(INPUT MATERIAL):
"""

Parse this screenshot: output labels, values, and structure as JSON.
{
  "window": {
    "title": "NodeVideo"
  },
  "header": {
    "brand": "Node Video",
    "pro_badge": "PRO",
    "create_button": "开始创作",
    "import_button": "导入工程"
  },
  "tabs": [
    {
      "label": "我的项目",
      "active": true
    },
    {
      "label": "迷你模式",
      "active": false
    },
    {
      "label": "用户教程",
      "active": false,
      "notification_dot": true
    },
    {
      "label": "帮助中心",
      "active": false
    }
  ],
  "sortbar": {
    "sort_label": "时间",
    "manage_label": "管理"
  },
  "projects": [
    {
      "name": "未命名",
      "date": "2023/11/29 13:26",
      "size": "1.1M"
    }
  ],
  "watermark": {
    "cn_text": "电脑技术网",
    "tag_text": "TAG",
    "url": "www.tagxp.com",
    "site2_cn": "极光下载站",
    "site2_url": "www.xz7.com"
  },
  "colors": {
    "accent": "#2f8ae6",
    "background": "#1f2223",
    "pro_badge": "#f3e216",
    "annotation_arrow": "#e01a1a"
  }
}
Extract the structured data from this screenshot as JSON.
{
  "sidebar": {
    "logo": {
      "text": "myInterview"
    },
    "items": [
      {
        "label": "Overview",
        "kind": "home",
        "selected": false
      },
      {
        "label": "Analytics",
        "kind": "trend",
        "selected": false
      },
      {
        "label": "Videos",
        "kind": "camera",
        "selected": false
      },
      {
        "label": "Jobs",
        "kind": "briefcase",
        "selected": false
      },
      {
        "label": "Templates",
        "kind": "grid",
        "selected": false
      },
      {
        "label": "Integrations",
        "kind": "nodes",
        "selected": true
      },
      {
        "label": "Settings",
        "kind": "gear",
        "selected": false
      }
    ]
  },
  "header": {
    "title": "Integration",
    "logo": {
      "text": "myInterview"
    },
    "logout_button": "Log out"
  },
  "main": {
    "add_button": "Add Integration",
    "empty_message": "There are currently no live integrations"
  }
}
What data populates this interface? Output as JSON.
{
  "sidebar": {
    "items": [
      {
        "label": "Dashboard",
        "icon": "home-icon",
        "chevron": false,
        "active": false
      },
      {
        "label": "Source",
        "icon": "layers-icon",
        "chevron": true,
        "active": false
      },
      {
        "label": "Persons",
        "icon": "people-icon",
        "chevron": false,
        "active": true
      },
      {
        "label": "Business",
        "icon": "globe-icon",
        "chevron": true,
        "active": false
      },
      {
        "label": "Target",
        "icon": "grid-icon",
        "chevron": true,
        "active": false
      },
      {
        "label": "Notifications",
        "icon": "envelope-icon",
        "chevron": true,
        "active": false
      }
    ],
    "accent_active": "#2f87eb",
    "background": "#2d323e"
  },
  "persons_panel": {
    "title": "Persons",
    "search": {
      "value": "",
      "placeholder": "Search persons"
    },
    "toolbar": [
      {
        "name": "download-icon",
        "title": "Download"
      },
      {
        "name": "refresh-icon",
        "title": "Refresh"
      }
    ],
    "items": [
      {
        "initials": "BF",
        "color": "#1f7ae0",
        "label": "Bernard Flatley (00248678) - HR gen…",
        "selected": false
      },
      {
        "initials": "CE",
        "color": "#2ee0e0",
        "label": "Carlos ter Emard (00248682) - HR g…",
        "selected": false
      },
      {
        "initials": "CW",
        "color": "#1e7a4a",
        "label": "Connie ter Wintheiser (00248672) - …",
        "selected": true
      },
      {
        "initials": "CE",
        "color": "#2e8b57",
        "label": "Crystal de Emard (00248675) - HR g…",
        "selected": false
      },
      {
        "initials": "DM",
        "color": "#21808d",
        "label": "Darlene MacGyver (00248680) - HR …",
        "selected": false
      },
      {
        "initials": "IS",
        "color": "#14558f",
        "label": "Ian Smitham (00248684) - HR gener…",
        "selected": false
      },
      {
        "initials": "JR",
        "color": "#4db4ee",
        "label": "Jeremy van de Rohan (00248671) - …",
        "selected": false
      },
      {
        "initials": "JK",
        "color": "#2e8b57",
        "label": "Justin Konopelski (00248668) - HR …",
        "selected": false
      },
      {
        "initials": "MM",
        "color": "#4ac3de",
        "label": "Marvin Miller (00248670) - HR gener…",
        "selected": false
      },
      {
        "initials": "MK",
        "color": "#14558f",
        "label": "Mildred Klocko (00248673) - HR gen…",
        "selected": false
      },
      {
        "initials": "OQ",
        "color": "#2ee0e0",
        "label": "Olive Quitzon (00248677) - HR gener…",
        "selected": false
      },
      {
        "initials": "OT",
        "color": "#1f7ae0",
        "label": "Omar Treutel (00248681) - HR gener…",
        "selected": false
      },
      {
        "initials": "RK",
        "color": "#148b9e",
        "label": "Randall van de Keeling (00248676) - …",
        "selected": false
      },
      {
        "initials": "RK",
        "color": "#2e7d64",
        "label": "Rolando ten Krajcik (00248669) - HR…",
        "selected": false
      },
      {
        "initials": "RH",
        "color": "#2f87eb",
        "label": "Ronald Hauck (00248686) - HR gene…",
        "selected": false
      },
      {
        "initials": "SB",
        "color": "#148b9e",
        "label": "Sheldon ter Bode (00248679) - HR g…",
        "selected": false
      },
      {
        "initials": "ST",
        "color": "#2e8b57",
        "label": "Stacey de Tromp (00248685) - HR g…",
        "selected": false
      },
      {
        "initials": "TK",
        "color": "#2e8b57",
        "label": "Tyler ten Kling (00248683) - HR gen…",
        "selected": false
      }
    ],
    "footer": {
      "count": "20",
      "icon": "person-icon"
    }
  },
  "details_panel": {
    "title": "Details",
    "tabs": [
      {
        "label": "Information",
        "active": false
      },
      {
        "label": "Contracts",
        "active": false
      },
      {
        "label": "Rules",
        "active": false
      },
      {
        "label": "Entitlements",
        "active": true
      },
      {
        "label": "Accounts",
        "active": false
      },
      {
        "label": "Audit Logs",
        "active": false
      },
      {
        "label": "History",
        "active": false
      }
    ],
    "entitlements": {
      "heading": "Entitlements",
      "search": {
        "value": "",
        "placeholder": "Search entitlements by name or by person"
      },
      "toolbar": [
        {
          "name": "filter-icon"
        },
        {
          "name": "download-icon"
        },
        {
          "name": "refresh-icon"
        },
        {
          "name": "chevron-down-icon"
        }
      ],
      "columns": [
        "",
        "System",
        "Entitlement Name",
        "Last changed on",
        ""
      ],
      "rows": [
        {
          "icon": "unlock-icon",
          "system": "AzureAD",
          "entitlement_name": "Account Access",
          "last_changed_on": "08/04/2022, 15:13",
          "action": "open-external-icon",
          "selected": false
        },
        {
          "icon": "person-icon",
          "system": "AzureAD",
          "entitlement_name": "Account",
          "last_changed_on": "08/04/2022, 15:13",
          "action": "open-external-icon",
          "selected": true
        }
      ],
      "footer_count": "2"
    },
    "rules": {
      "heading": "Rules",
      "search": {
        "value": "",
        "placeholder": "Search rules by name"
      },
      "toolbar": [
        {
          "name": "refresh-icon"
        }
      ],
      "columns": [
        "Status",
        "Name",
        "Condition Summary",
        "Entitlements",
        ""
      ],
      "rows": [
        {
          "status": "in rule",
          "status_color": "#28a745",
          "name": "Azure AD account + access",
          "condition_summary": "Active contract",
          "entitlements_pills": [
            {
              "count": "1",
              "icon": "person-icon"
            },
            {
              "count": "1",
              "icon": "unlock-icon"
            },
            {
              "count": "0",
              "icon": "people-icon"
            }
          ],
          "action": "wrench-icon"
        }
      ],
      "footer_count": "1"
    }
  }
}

"""

(EXERCISE AIM):
Repeat the records above exactly, from the first line to the last.

(RESPONSE TO THE EXERCISE):
Parse this screenshot: output labels, values, and structure as JSON.
{
  "window": {
    "title": "NodeVideo"
  },
  "header": {
    "brand": "Node Video",
    "pro_badge": "PRO",
    "create_button": "开始创作",
    "import_button": "导入工程"
  },
  "tabs": [
    {
      "label": "我的项目",
      "active": true
    },
    {
      "label": "迷你模式",
      "active": false
    },
    {
      "label": "用户教程",
      "active": false,
      "notification_dot": true
    },
    {
      "label": "帮助中心",
      "active": false
    }
  ],
  "sortbar": {
    "sort_label": "时间",
    "manage_label": "管理"
  },
  "projects": [
    {
      "name": "未命名",
      "date": "2023/11/29 13:26",
      "size": "1.1M"
    }
  ],
  "watermark": {
    "cn_text": "电脑技术网",
    "tag_text": "TAG",
    "url": "www.tagxp.com",
    "site2_cn": "极光下载站",
    "site2_url": "www.xz7.com"
  },
  "colors": {
    "accent": "#2f8ae6",
    "background": "#1f2223",
    "pro_badge": "#f3e216",
    "annotation_arrow": "#e01a1a"
  }
}
Extract the structured data from this screenshot as JSON.
{
  "sidebar": {
    "logo": {
      "text": "myInterview"
    },
    "items": [
      {
        "label": "Overview",
        "kind": "home",
        "selected": false
      },
      {
        "label": "Analytics",
        "kind": "trend",
        "selected": false
      },
      {
        "label": "Videos",
        "kind": "camera",
        "selected": false
      },
      {
        "label": "Jobs",
        "kind": "briefcase",
        "selected": false
      },
      {
        "label": "Templates",
        "kind": "grid",
        "selected": false
      },
      {
        "label": "Integrations",
        "kind": "nodes",
        "selected": true
      },
      {
        "label": "Settings",
        "kind": "gear",
        "selected": false
      }
    ]
  },
  "header": {
    "title": "Integration",
    "logo": {
      "text": "myInterview"
    },
    "logout_button": "Log out"
  },
  "main": {
    "add_button": "Add Integration",
    "empty_message": "There are currently no live integrations"
  }
}
What data populates this interface? Output as JSON.
{
  "sidebar": {
    "items": [
      {
        "label": "Dashboard",
        "icon": "home-icon",
        "chevron": false,
        "active": false
      },
      {
        "label": "Source",
        "icon": "layers-icon",
        "chevron": true,
        "active": false
      },
      {
        "label": "Persons",
        "icon": "people-icon",
        "chevron": false,
        "active": true
      },
      {
        "label": "Business",
        "icon": "globe-icon",
        "chevron": true,
        "active": false
      },
      {
        "label": "Target",
        "icon": "grid-icon",
        "chevron": true,
        "active": false
      },
      {
        "label": "Notifications",
        "icon": "envelope-icon",
        "chevron": true,
        "active": false
      }
    ],
    "accent_active": "#2f87eb",
    "background": "#2d323e"
  },
  "persons_panel": {
    "title": "Persons",
    "search": {
      "value": "",
      "placeholder": "Search persons"
    },
    "toolbar": [
      {
        "name": "download-icon",
        "title": "Download"
      },
      {
        "name": "refresh-icon",
        "title": "Refresh"
      }
    ],
    "items": [
      {
        "initials": "BF",
        "color": "#1f7ae0",
        "label": "Bernard Flatley (00248678) - HR gen…",
        "selected": false
      },
      {
        "initials": "CE",
        "color": "#2ee0e0",
        "label": "Carlos ter Emard (00248682) - HR g…",
        "selected": false
      },
      {
        "initials": "CW",
        "color": "#1e7a4a",
        "label": "Connie ter Wintheiser (00248672) - …",
        "selected": true
      },
      {
        "initials": "CE",
        "color": "#2e8b57",
        "label": "Crystal de Emard (00248675) - HR g…",
        "selected": false
      },
      {
        "initials": "DM",
        "color": "#21808d",
        "label": "Darlene MacGyver (00248680) - HR …",
        "selected": false
      },
      {
        "initials": "IS",
        "color": "#14558f",
        "label": "Ian Smitham (00248684) - HR gener…",
        "selected": false
      },
      {
        "initials": "JR",
        "color": "#4db4ee",
        "label": "Jeremy van de Rohan (00248671) - …",
        "selected": false
      },
      {
        "initials": "JK",
        "color": "#2e8b57",
        "label": "Justin Konopelski (00248668) - HR …",
        "selected": false
      },
      {
        "initials": "MM",
        "color": "#4ac3de",
        "label": "Marvin Miller (00248670) - HR gener…",
        "selected": false
      },
      {
        "initials": "MK",
        "color": "#14558f",
        "label": "Mildred Klocko (00248673) - HR gen…",
        "selected": false
      },
      {
        "initials": "OQ",
        "color": "#2ee0e0",
        "label": "Olive Quitzon (00248677) - HR gener…",
        "selected": false
      },
      {
        "initials": "OT",
        "color": "#1f7ae0",
        "label": "Omar Treutel (00248681) - HR gener…",
        "selected": false
      },
      {
        "initials": "RK",
        "color": "#148b9e",
        "label": "Randall van de Keeling (00248676) - …",
        "selected": false
      },
      {
        "initials": "RK",
        "color": "#2e7d64",
        "label": "Rolando ten Krajcik (00248669) - HR…",
        "selected": false
      },
      {
        "initials": "RH",
        "color": "#2f87eb",
        "label": "Ronald Hauck (00248686) - HR gene…",
        "selected": false
      },
      {
        "initials": "SB",
        "color": "#148b9e",
        "label": "Sheldon ter Bode (00248679) - HR g…",
        "selected": false
      },
      {
        "initials": "ST",
        "color": "#2e8b57",
        "label": "Stacey de Tromp (00248685) - HR g…",
        "selected": false
      },
      {
        "initials": "TK",
        "color": "#2e8b57",
        "label": "Tyler ten Kling (00248683) - HR gen…",
        "selected": false
      }
    ],
    "footer": {
      "count": "20",
      "icon": "person-icon"
    }
  },
  "details_panel": {
    "title": "Details",
    "tabs": [
      {
        "label": "Information",
        "active": false
      },
      {
        "label": "Contracts",
        "active": false
      },
      {
        "label": "Rules",
        "active": false
      },
      {
        "label": "Entitlements",
        "active": true
      },
      {
        "label": "Accounts",
        "active": false
      },
      {
        "label": "Audit Logs",
        "active": false
      },
      {
        "label": "History",
        "active": false
      }
    ],
    "entitlements": {
      "heading": "Entitlements",
      "search": {
        "value": "",
        "placeholder": "Search entitlements by name or by person"
      },
      "toolbar": [
        {
          "name": "filter-icon"
        },
        {
          "name": "download-icon"
        },
        {
          "name": "refresh-icon"
        },
        {
          "name": "chevron-down-icon"
        }
      ],
      "columns": [
        "",
        "System",
        "Entitlement Name",
        "Last changed on",
        ""
      ],
      "rows": [
        {
          "icon": "unlock-icon",
          "system": "AzureAD",
          "entitlement_name": "Account Access",
          "last_changed_on": "08/04/2022, 15:13",
          "action": "open-external-icon",
          "selected": false
        },
        {
          "icon": "person-icon",
          "system": "AzureAD",
          "entitlement_name": "Account",
          "last_changed_on": "08/04/2022, 15:13",
          "action": "open-external-icon",
          "selected": true
        }
      ],
      "footer_count": "2"
    },
    "rules": {
      "heading": "Rules",
      "search": {
        "value": "",
        "placeholder": "Search rules by name"
      },
      "toolbar": [
        {
          "name": "refresh-icon"
        }
      ],
      "columns": [
        "Status",
        "Name",
        "Condition Summary",
        "Entitlements",
        ""
      ],
      "rows": [
        {
          "status": "in rule",
          "status_color": "#28a745",
          "name": "Azure AD account + access",
          "condition_summary": "Active contract",
          "entitlements_pills": [
            {
              "count": "1",
              "icon": "person-icon"
            },
            {
              "count": "1",
              "icon": "unlock-icon"
            },
            {
              "count": "0",
              "icon": "people-icon"
            }
          ],
          "action": "wrench-icon"
        }
      ],
      "footer_count": "1"
    }
  }
}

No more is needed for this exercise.